THE TASK | Retype each line exactly. Skip images.

--- begin ---

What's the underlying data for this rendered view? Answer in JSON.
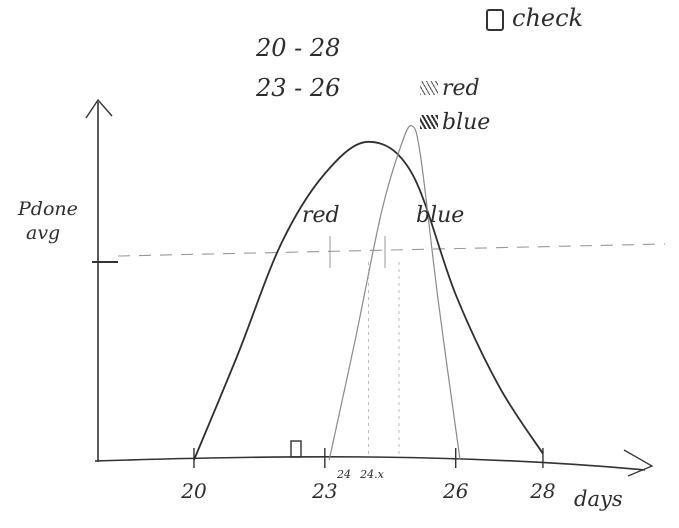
{
  "notes": {
    "check_label": "check",
    "range_1": "20 - 28",
    "range_2": "23 - 26",
    "legend_red": "red",
    "legend_blue": "blue"
  },
  "chart_data": {
    "type": "line",
    "xlabel": "days",
    "ylabel": "Pdone avg",
    "xlim": [
      17.8,
      30.5
    ],
    "ylim": [
      0,
      1.1
    ],
    "x_ticks": [
      20,
      23,
      26,
      28
    ],
    "minor_ticks": [
      "24",
      "24.x"
    ],
    "series": [
      {
        "name": "red",
        "points": [
          [
            20,
            0
          ],
          [
            21,
            0.33
          ],
          [
            22,
            0.68
          ],
          [
            23,
            0.9
          ],
          [
            24,
            1.0
          ],
          [
            25,
            0.9
          ],
          [
            26,
            0.52
          ],
          [
            27,
            0.23
          ],
          [
            28,
            0.02
          ]
        ]
      },
      {
        "name": "blue",
        "points": [
          [
            23.1,
            0
          ],
          [
            23.7,
            0.38
          ],
          [
            24.3,
            0.78
          ],
          [
            24.75,
            0.99
          ],
          [
            25.0,
            1.05
          ],
          [
            25.2,
            0.95
          ],
          [
            25.6,
            0.5
          ],
          [
            26.1,
            0
          ]
        ]
      }
    ]
  }
}
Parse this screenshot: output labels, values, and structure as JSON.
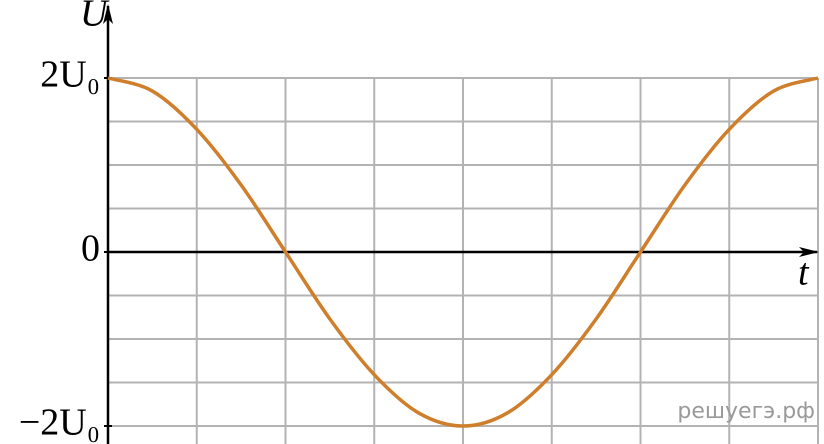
{
  "chart_data": {
    "type": "line",
    "y_label": "U",
    "x_label": "t",
    "watermark": "решуегэ.рф",
    "x": [
      0,
      0.5,
      1,
      1.5,
      2,
      2.5,
      3,
      3.5,
      4,
      4.5,
      5,
      5.5,
      6,
      6.5,
      7,
      7.5,
      8
    ],
    "series": [
      {
        "color": "#cf7f2c",
        "values": [
          2,
          1.85,
          1.41,
          0.77,
          0,
          -0.77,
          -1.41,
          -1.85,
          -2,
          -1.85,
          -1.41,
          -0.77,
          0,
          0.77,
          1.41,
          1.85,
          2
        ]
      }
    ],
    "xlim": [
      0,
      8
    ],
    "ylim": [
      -2,
      2
    ],
    "yticks": [
      {
        "value": 2,
        "label": "2U₀"
      },
      0,
      {
        "value": -2,
        "label": "−2U₀"
      }
    ],
    "grid": true
  }
}
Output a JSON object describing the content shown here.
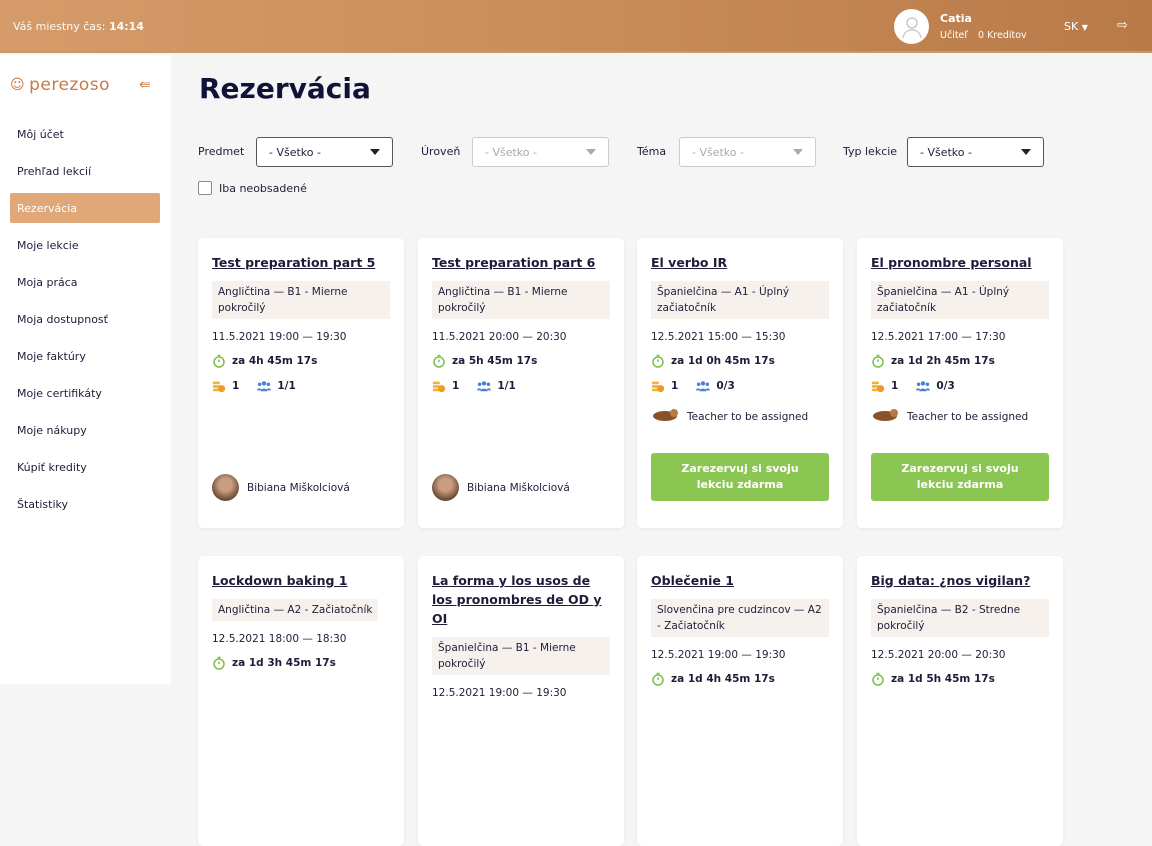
{
  "header": {
    "local_time_label": "Váš miestny čas:",
    "local_time": "14:14",
    "user_name": "Catia",
    "user_role": "Učiteľ",
    "credits": "0 Kreditov",
    "language": "SK"
  },
  "sidebar": {
    "logo": "perezoso",
    "items": [
      {
        "label": "Môj účet"
      },
      {
        "label": "Prehľad lekcií"
      },
      {
        "label": "Rezervácia",
        "active": true
      },
      {
        "label": "Moje lekcie"
      },
      {
        "label": "Moja práca"
      },
      {
        "label": "Moja dostupnosť"
      },
      {
        "label": "Moje faktúry"
      },
      {
        "label": "Moje certifikáty"
      },
      {
        "label": "Moje nákupy"
      },
      {
        "label": "Kúpiť kredity"
      },
      {
        "label": "Štatistiky"
      }
    ]
  },
  "page_title": "Rezervácia",
  "filters": [
    {
      "label": "Predmet",
      "value": "- Všetko -",
      "disabled": false
    },
    {
      "label": "Úroveň",
      "value": "- Všetko -",
      "disabled": true
    },
    {
      "label": "Téma",
      "value": "- Všetko -",
      "disabled": true
    },
    {
      "label": "Typ lekcie",
      "value": "- Všetko -",
      "disabled": false
    }
  ],
  "only_free_label": "Iba neobsadené",
  "colors": {
    "accent": "#e0a878",
    "button": "#8bc652",
    "header": "#c98d5a"
  },
  "cards": [
    {
      "title": "Test preparation part 5",
      "tag": "Angličtina — B1 - Mierne pokročilý",
      "date": "11.5.2021 19:00 — 19:30",
      "countdown": "za 4h 45m 17s",
      "credits": "1",
      "capacity": "1/1",
      "teacher": "Bibiana Miškolciová"
    },
    {
      "title": "Test preparation part 6",
      "tag": "Angličtina — B1 - Mierne pokročilý",
      "date": "11.5.2021 20:00 — 20:30",
      "countdown": "za 5h 45m 17s",
      "credits": "1",
      "capacity": "1/1",
      "teacher": "Bibiana Miškolciová"
    },
    {
      "title": "El verbo IR",
      "tag": "Španielčina — A1 - Úplný začiatočník",
      "date": "12.5.2021 15:00 — 15:30",
      "countdown": "za 1d 0h 45m 17s",
      "credits": "1",
      "capacity": "0/3",
      "teacher": "Teacher to be assigned",
      "button": "Zarezervuj si svoju lekciu zdarma"
    },
    {
      "title": "El pronombre personal",
      "tag": "Španielčina — A1 - Úplný začiatočník",
      "date": "12.5.2021 17:00 — 17:30",
      "countdown": "za 1d 2h 45m 17s",
      "credits": "1",
      "capacity": "0/3",
      "teacher": "Teacher to be assigned",
      "button": "Zarezervuj si svoju lekciu zdarma"
    },
    {
      "title": "Lockdown baking 1",
      "tag": "Angličtina — A2 - Začiatočník",
      "date": "12.5.2021 18:00 — 18:30",
      "countdown": "za 1d 3h 45m 17s"
    },
    {
      "title": "La forma y los usos de los pronombres de OD y OI",
      "tag": "Španielčina — B1 - Mierne pokročilý",
      "date": "12.5.2021 19:00 — 19:30"
    },
    {
      "title": "Oblečenie 1",
      "tag": "Slovenčina pre cudzincov — A2 - Začiatočník",
      "date": "12.5.2021 19:00 — 19:30",
      "countdown": "za 1d 4h 45m 17s"
    },
    {
      "title": "Big data: ¿nos vigilan?",
      "tag": "Španielčina — B2 - Stredne pokročilý",
      "date": "12.5.2021 20:00 — 20:30",
      "countdown": "za 1d 5h 45m 17s"
    }
  ]
}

--- end ---

RESPONSE FOR THIS EXERCISE |
What's the underlying data for this rendered view? Answer in JSON.
{
  "notes": {
    "check_label": "check",
    "range_1": "20 - 28",
    "range_2": "23 - 26",
    "legend_red": "red",
    "legend_blue": "blue"
  },
  "chart_data": {
    "type": "line",
    "xlabel": "days",
    "ylabel": "Pdone avg",
    "xlim": [
      17.8,
      30.5
    ],
    "ylim": [
      0,
      1.1
    ],
    "x_ticks": [
      20,
      23,
      26,
      28
    ],
    "minor_ticks": [
      "24",
      "24.x"
    ],
    "series": [
      {
        "name": "red",
        "points": [
          [
            20,
            0
          ],
          [
            21,
            0.33
          ],
          [
            22,
            0.68
          ],
          [
            23,
            0.9
          ],
          [
            24,
            1.0
          ],
          [
            25,
            0.9
          ],
          [
            26,
            0.52
          ],
          [
            27,
            0.23
          ],
          [
            28,
            0.02
          ]
        ]
      },
      {
        "name": "blue",
        "points": [
          [
            23.1,
            0
          ],
          [
            23.7,
            0.38
          ],
          [
            24.3,
            0.78
          ],
          [
            24.75,
            0.99
          ],
          [
            25.0,
            1.05
          ],
          [
            25.2,
            0.95
          ],
          [
            25.6,
            0.5
          ],
          [
            26.1,
            0
          ]
        ]
      }
    ]
  }
}
Parse this screenshot: output labels, values, and structure as JSON.
{
  "chart_data": {
    "type": "line",
    "y_label": "U",
    "x_label": "t",
    "watermark": "решуегэ.рф",
    "x": [
      0,
      0.5,
      1,
      1.5,
      2,
      2.5,
      3,
      3.5,
      4,
      4.5,
      5,
      5.5,
      6,
      6.5,
      7,
      7.5,
      8
    ],
    "series": [
      {
        "color": "#cf7f2c",
        "values": [
          2,
          1.85,
          1.41,
          0.77,
          0,
          -0.77,
          -1.41,
          -1.85,
          -2,
          -1.85,
          -1.41,
          -0.77,
          0,
          0.77,
          1.41,
          1.85,
          2
        ]
      }
    ],
    "xlim": [
      0,
      8
    ],
    "ylim": [
      -2,
      2
    ],
    "yticks": [
      {
        "value": 2,
        "label": "2U₀"
      },
      0,
      {
        "value": -2,
        "label": "−2U₀"
      }
    ],
    "grid": true
  }
}
Output a JSON object describing the content shown here.
{
  "header": {
    "local_time_label": "Váš miestny čas:",
    "local_time": "14:14",
    "user_name": "Catia",
    "user_role": "Učiteľ",
    "credits": "0 Kreditov",
    "language": "SK"
  },
  "sidebar": {
    "logo": "perezoso",
    "items": [
      {
        "label": "Môj účet"
      },
      {
        "label": "Prehľad lekcií"
      },
      {
        "label": "Rezervácia",
        "active": true
      },
      {
        "label": "Moje lekcie"
      },
      {
        "label": "Moja práca"
      },
      {
        "label": "Moja dostupnosť"
      },
      {
        "label": "Moje faktúry"
      },
      {
        "label": "Moje certifikáty"
      },
      {
        "label": "Moje nákupy"
      },
      {
        "label": "Kúpiť kredity"
      },
      {
        "label": "Štatistiky"
      }
    ]
  },
  "page_title": "Rezervácia",
  "filters": [
    {
      "label": "Predmet",
      "value": "- Všetko -",
      "disabled": false
    },
    {
      "label": "Úroveň",
      "value": "- Všetko -",
      "disabled": true
    },
    {
      "label": "Téma",
      "value": "- Všetko -",
      "disabled": true
    },
    {
      "label": "Typ lekcie",
      "value": "- Všetko -",
      "disabled": false
    }
  ],
  "only_free_label": "Iba neobsadené",
  "colors": {
    "accent": "#e0a878",
    "button": "#8bc652",
    "header": "#c98d5a"
  },
  "cards": [
    {
      "title": "Test preparation part 5",
      "tag": "Angličtina — B1 - Mierne pokročilý",
      "date": "11.5.2021 19:00 — 19:30",
      "countdown": "za 4h 45m 17s",
      "credits": "1",
      "capacity": "1/1",
      "teacher": "Bibiana Miškolciová"
    },
    {
      "title": "Test preparation part 6",
      "tag": "Angličtina — B1 - Mierne pokročilý",
      "date": "11.5.2021 20:00 — 20:30",
      "countdown": "za 5h 45m 17s",
      "credits": "1",
      "capacity": "1/1",
      "teacher": "Bibiana Miškolciová"
    },
    {
      "title": "El verbo IR",
      "tag": "Španielčina — A1 - Úplný začiatočník",
      "date": "12.5.2021 15:00 — 15:30",
      "countdown": "za 1d 0h 45m 17s",
      "credits": "1",
      "capacity": "0/3",
      "teacher": "Teacher to be assigned",
      "button": "Zarezervuj si svoju lekciu zdarma"
    },
    {
      "title": "El pronombre personal",
      "tag": "Španielčina — A1 - Úplný začiatočník",
      "date": "12.5.2021 17:00 — 17:30",
      "countdown": "za 1d 2h 45m 17s",
      "credits": "1",
      "capacity": "0/3",
      "teacher": "Teacher to be assigned",
      "button": "Zarezervuj si svoju lekciu zdarma"
    },
    {
      "title": "Lockdown baking 1",
      "tag": "Angličtina — A2 - Začiatočník",
      "date": "12.5.2021 18:00 — 18:30",
      "countdown": "za 1d 3h 45m 17s"
    },
    {
      "title": "La forma y los usos de los pronombres de OD y OI",
      "tag": "Španielčina — B1 - Mierne pokročilý",
      "date": "12.5.2021 19:00 — 19:30"
    },
    {
      "title": "Oblečenie 1",
      "tag": "Slovenčina pre cudzincov — A2 - Začiatočník",
      "date": "12.5.2021 19:00 — 19:30",
      "countdown": "za 1d 4h 45m 17s"
    },
    {
      "title": "Big data: ¿nos vigilan?",
      "tag": "Španielčina — B2 - Stredne pokročilý",
      "date": "12.5.2021 20:00 — 20:30",
      "countdown": "za 1d 5h 45m 17s"
    }
  ]
}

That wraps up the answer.